### [WHAT IS REQUIRED]
Could you print all the entries exactly?

### [RECORDS TO PROCESS]
* begin *
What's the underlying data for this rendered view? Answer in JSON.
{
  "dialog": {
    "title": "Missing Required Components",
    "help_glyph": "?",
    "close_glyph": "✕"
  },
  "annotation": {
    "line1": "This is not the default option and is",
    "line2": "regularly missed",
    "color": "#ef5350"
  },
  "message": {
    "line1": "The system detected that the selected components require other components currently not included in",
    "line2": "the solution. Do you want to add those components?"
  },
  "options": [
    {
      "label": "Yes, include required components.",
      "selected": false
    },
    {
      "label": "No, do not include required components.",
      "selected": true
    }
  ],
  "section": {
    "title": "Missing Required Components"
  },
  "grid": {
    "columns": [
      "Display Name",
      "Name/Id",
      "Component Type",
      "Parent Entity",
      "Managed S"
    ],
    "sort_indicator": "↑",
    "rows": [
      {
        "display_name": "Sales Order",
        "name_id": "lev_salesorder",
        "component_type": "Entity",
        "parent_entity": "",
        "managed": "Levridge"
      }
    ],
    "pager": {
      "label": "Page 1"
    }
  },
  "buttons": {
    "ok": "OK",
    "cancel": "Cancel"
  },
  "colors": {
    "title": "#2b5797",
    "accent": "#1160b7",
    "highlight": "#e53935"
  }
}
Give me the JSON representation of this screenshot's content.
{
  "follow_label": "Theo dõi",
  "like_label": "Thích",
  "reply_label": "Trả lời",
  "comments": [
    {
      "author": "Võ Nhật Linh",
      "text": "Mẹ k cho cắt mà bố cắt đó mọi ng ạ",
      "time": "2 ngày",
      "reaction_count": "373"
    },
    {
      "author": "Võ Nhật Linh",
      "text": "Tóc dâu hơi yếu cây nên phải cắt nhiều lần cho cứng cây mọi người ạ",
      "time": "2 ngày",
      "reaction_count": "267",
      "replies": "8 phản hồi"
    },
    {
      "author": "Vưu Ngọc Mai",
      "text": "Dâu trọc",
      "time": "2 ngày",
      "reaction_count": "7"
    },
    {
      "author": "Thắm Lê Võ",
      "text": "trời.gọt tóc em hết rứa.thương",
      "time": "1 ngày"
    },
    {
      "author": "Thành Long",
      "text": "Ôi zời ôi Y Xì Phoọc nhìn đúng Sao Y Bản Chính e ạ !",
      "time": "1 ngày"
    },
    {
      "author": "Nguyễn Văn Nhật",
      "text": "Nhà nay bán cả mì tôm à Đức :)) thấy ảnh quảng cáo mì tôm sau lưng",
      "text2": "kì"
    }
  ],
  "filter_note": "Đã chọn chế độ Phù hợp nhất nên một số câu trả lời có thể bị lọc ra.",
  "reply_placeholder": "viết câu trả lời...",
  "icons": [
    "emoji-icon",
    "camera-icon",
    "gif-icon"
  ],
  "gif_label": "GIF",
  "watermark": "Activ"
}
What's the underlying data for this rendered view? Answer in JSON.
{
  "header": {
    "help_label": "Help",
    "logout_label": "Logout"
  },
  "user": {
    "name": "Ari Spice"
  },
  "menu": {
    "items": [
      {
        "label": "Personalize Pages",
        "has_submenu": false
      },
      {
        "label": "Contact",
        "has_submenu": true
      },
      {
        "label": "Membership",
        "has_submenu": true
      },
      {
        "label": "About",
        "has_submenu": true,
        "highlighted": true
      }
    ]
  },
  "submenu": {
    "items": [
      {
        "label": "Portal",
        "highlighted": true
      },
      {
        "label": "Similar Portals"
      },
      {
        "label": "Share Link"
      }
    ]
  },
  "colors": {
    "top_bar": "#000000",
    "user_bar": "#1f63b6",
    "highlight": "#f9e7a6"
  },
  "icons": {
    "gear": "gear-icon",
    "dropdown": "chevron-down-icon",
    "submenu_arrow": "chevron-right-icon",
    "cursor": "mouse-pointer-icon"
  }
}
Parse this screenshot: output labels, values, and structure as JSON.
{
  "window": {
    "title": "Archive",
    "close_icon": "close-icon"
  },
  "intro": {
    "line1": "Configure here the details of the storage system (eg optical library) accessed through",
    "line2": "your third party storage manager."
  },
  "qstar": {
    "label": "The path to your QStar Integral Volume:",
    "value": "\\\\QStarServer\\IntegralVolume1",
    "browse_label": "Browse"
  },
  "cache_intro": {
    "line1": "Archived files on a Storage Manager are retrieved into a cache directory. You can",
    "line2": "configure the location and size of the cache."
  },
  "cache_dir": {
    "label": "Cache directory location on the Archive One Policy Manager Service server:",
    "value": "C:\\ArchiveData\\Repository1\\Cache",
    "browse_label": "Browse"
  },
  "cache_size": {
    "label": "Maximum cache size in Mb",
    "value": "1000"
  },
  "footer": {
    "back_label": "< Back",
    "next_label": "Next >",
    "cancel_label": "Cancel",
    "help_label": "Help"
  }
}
* end *
### [THE RESPONSE]
What's the underlying data for this rendered view? Answer in JSON.
{
  "dialog": {
    "title": "Missing Required Components",
    "help_glyph": "?",
    "close_glyph": "✕"
  },
  "annotation": {
    "line1": "This is not the default option and is",
    "line2": "regularly missed",
    "color": "#ef5350"
  },
  "message": {
    "line1": "The system detected that the selected components require other components currently not included in",
    "line2": "the solution. Do you want to add those components?"
  },
  "options": [
    {
      "label": "Yes, include required components.",
      "selected": false
    },
    {
      "label": "No, do not include required components.",
      "selected": true
    }
  ],
  "section": {
    "title": "Missing Required Components"
  },
  "grid": {
    "columns": [
      "Display Name",
      "Name/Id",
      "Component Type",
      "Parent Entity",
      "Managed S"
    ],
    "sort_indicator": "↑",
    "rows": [
      {
        "display_name": "Sales Order",
        "name_id": "lev_salesorder",
        "component_type": "Entity",
        "parent_entity": "",
        "managed": "Levridge"
      }
    ],
    "pager": {
      "label": "Page 1"
    }
  },
  "buttons": {
    "ok": "OK",
    "cancel": "Cancel"
  },
  "colors": {
    "title": "#2b5797",
    "accent": "#1160b7",
    "highlight": "#e53935"
  }
}
Give me the JSON representation of this screenshot's content.
{
  "follow_label": "Theo dõi",
  "like_label": "Thích",
  "reply_label": "Trả lời",
  "comments": [
    {
      "author": "Võ Nhật Linh",
      "text": "Mẹ k cho cắt mà bố cắt đó mọi ng ạ",
      "time": "2 ngày",
      "reaction_count": "373"
    },
    {
      "author": "Võ Nhật Linh",
      "text": "Tóc dâu hơi yếu cây nên phải cắt nhiều lần cho cứng cây mọi người ạ",
      "time": "2 ngày",
      "reaction_count": "267",
      "replies": "8 phản hồi"
    },
    {
      "author": "Vưu Ngọc Mai",
      "text": "Dâu trọc",
      "time": "2 ngày",
      "reaction_count": "7"
    },
    {
      "author": "Thắm Lê Võ",
      "text": "trời.gọt tóc em hết rứa.thương",
      "time": "1 ngày"
    },
    {
      "author": "Thành Long",
      "text": "Ôi zời ôi Y Xì Phoọc nhìn đúng Sao Y Bản Chính e ạ !",
      "time": "1 ngày"
    },
    {
      "author": "Nguyễn Văn Nhật",
      "text": "Nhà nay bán cả mì tôm à Đức :)) thấy ảnh quảng cáo mì tôm sau lưng",
      "text2": "kì"
    }
  ],
  "filter_note": "Đã chọn chế độ Phù hợp nhất nên một số câu trả lời có thể bị lọc ra.",
  "reply_placeholder": "viết câu trả lời...",
  "icons": [
    "emoji-icon",
    "camera-icon",
    "gif-icon"
  ],
  "gif_label": "GIF",
  "watermark": "Activ"
}
What's the underlying data for this rendered view? Answer in JSON.
{
  "header": {
    "help_label": "Help",
    "logout_label": "Logout"
  },
  "user": {
    "name": "Ari Spice"
  },
  "menu": {
    "items": [
      {
        "label": "Personalize Pages",
        "has_submenu": false
      },
      {
        "label": "Contact",
        "has_submenu": true
      },
      {
        "label": "Membership",
        "has_submenu": true
      },
      {
        "label": "About",
        "has_submenu": true,
        "highlighted": true
      }
    ]
  },
  "submenu": {
    "items": [
      {
        "label": "Portal",
        "highlighted": true
      },
      {
        "label": "Similar Portals"
      },
      {
        "label": "Share Link"
      }
    ]
  },
  "colors": {
    "top_bar": "#000000",
    "user_bar": "#1f63b6",
    "highlight": "#f9e7a6"
  },
  "icons": {
    "gear": "gear-icon",
    "dropdown": "chevron-down-icon",
    "submenu_arrow": "chevron-right-icon",
    "cursor": "mouse-pointer-icon"
  }
}
Parse this screenshot: output labels, values, and structure as JSON.
{
  "window": {
    "title": "Archive",
    "close_icon": "close-icon"
  },
  "intro": {
    "line1": "Configure here the details of the storage system (eg optical library) accessed through",
    "line2": "your third party storage manager."
  },
  "qstar": {
    "label": "The path to your QStar Integral Volume:",
    "value": "\\\\QStarServer\\IntegralVolume1",
    "browse_label": "Browse"
  },
  "cache_intro": {
    "line1": "Archived files on a Storage Manager are retrieved into a cache directory. You can",
    "line2": "configure the location and size of the cache."
  },
  "cache_dir": {
    "label": "Cache directory location on the Archive One Policy Manager Service server:",
    "value": "C:\\ArchiveData\\Repository1\\Cache",
    "browse_label": "Browse"
  },
  "cache_size": {
    "label": "Maximum cache size in Mb",
    "value": "1000"
  },
  "footer": {
    "back_label": "< Back",
    "next_label": "Next >",
    "cancel_label": "Cancel",
    "help_label": "Help"
  }
}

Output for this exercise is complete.